# RECORDS TO PROCESS start

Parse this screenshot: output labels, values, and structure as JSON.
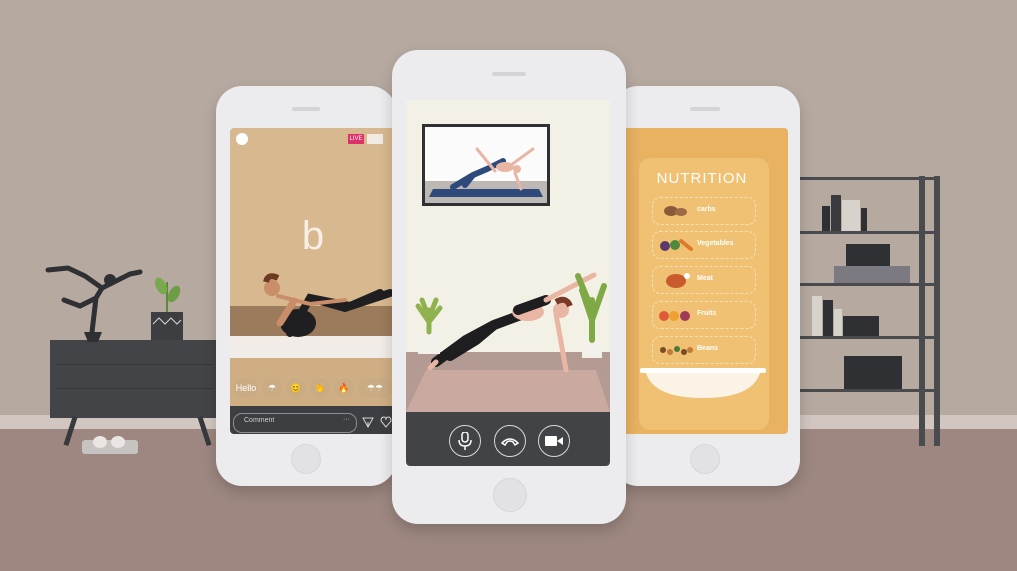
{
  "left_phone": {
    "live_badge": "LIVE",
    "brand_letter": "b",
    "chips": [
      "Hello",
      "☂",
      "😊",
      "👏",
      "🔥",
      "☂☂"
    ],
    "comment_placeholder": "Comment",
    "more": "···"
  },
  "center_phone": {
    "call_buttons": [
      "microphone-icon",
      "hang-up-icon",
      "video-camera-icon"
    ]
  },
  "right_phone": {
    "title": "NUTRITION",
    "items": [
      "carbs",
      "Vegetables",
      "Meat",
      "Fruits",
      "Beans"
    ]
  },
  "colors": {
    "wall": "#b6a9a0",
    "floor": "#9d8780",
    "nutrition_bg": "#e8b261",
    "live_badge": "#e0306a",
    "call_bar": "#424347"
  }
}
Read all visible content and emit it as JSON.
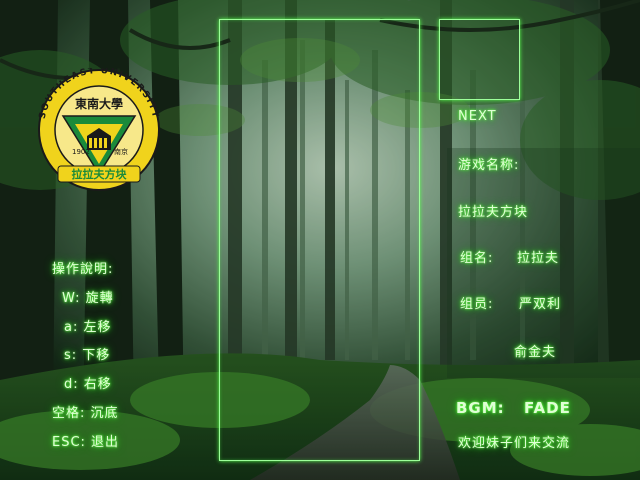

# RECORDS TO PROCESS end
# RECORDS TO PROCESS start

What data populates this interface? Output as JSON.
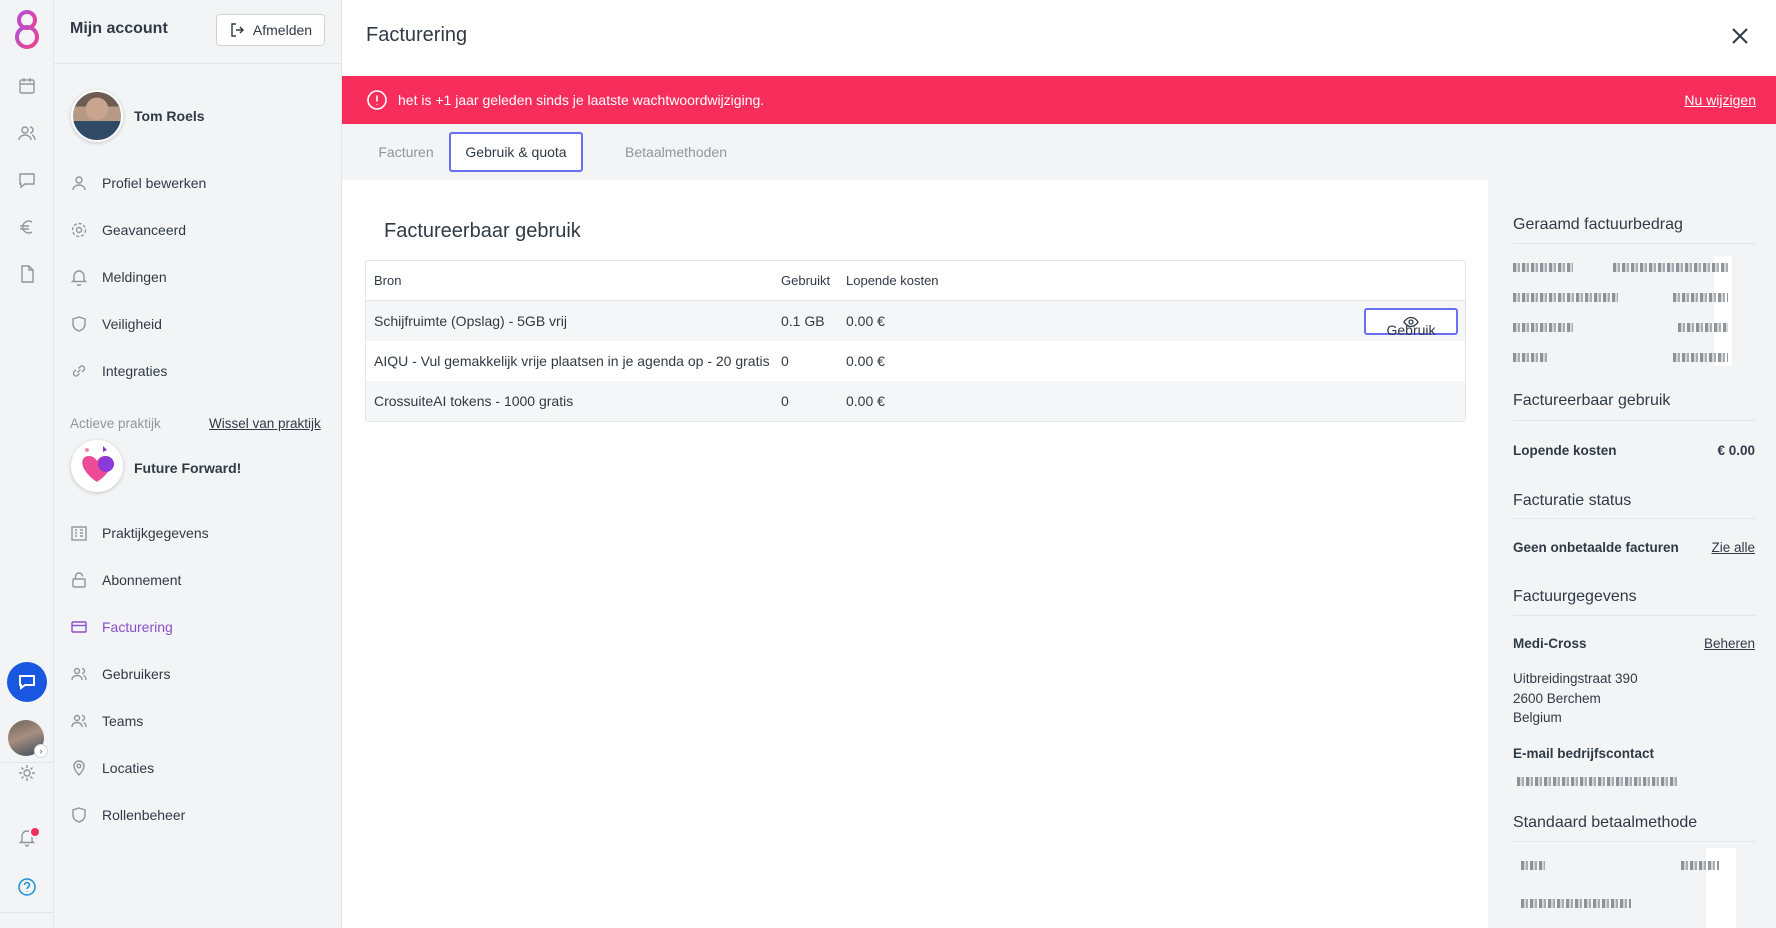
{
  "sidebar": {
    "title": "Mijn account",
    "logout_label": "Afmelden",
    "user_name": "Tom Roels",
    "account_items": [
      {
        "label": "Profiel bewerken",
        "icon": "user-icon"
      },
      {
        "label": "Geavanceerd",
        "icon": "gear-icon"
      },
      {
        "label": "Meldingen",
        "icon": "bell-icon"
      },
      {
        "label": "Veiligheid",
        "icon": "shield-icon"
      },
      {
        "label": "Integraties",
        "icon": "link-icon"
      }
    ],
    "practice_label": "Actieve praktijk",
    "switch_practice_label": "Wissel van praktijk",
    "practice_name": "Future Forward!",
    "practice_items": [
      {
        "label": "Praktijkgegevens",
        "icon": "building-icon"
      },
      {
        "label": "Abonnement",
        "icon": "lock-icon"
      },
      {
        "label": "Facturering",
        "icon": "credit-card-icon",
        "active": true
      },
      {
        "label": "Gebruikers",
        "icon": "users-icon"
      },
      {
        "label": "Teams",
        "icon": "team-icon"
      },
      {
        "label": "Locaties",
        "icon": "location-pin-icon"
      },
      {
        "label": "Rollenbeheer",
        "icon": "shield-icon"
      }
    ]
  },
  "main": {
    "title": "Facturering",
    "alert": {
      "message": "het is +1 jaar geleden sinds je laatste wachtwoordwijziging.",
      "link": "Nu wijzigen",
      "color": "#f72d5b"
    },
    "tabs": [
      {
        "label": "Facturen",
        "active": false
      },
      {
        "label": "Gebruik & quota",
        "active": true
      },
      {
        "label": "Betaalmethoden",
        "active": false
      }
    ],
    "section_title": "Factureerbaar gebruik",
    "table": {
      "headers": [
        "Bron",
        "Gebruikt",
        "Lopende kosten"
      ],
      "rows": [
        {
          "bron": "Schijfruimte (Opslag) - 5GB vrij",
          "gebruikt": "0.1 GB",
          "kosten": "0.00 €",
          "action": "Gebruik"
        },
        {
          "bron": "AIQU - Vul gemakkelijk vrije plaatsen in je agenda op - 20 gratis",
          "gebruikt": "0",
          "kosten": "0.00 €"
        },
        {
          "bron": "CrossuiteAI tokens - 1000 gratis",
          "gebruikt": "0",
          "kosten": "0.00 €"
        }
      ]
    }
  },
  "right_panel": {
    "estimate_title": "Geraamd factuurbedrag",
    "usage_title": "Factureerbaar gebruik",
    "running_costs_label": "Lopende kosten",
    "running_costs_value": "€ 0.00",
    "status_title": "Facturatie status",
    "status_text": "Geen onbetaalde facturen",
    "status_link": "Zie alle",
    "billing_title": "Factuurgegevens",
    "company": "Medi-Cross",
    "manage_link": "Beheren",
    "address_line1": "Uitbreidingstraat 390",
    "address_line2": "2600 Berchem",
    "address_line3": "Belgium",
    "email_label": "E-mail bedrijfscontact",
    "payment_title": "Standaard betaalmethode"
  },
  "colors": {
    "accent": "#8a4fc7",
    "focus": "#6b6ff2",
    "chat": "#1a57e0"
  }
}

# RECORDS TO PROCESS end
# RECORDS TO PROCESS start

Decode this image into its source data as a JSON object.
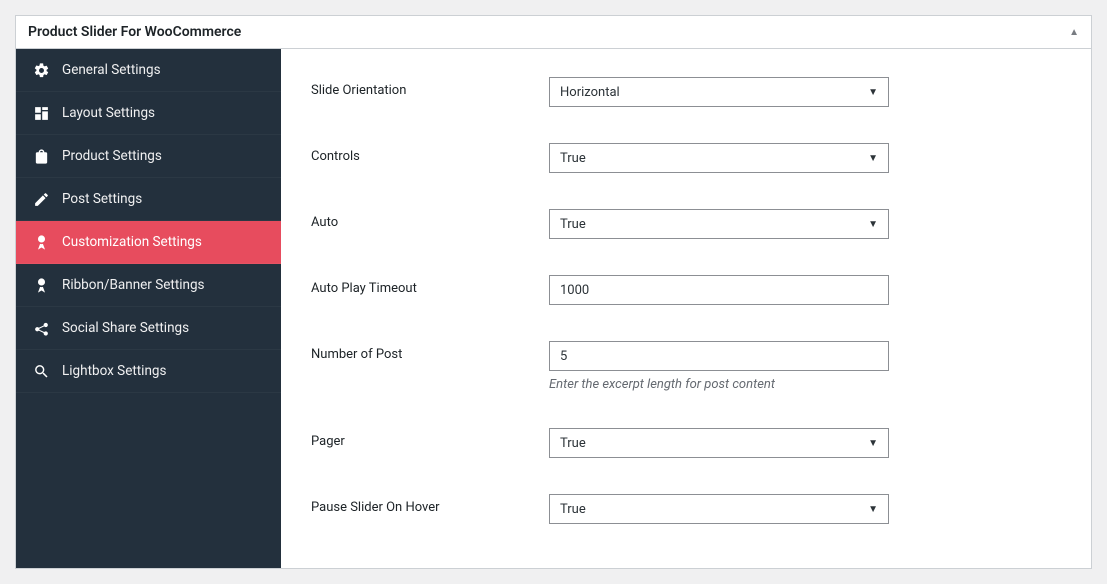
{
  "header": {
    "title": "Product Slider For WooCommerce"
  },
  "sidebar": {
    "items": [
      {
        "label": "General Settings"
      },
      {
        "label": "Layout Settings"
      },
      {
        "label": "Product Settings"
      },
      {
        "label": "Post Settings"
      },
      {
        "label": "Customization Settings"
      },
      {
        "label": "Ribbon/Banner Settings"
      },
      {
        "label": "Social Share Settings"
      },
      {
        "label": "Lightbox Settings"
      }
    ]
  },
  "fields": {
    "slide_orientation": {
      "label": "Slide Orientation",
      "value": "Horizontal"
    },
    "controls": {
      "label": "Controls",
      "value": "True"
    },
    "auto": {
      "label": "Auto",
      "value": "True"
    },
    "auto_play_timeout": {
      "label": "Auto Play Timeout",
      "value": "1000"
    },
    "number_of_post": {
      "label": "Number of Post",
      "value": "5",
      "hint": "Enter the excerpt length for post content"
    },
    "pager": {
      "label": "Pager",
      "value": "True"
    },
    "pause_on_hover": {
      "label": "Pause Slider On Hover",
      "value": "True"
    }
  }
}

# RECORDS TO PROCESS end

[AIM] Look above for the line with "Parse this screenshot: output" and the line with "Read all visible content and emit it as JSON.", then copy exactly the lines from the first through the second, both kept, with no pictures.

[EXERCISE OUTPUT]
Parse this screenshot: output labels, values, and structure as JSON.
{
  "left_phone": {
    "live_badge": "LIVE",
    "brand_letter": "b",
    "chips": [
      "Hello",
      "☂",
      "😊",
      "👏",
      "🔥",
      "☂☂"
    ],
    "comment_placeholder": "Comment",
    "more": "···"
  },
  "center_phone": {
    "call_buttons": [
      "microphone-icon",
      "hang-up-icon",
      "video-camera-icon"
    ]
  },
  "right_phone": {
    "title": "NUTRITION",
    "items": [
      "carbs",
      "Vegetables",
      "Meat",
      "Fruits",
      "Beans"
    ]
  },
  "colors": {
    "wall": "#b6a9a0",
    "floor": "#9d8780",
    "nutrition_bg": "#e8b261",
    "live_badge": "#e0306a",
    "call_bar": "#424347"
  }
}
Read all visible content and emit it as JSON.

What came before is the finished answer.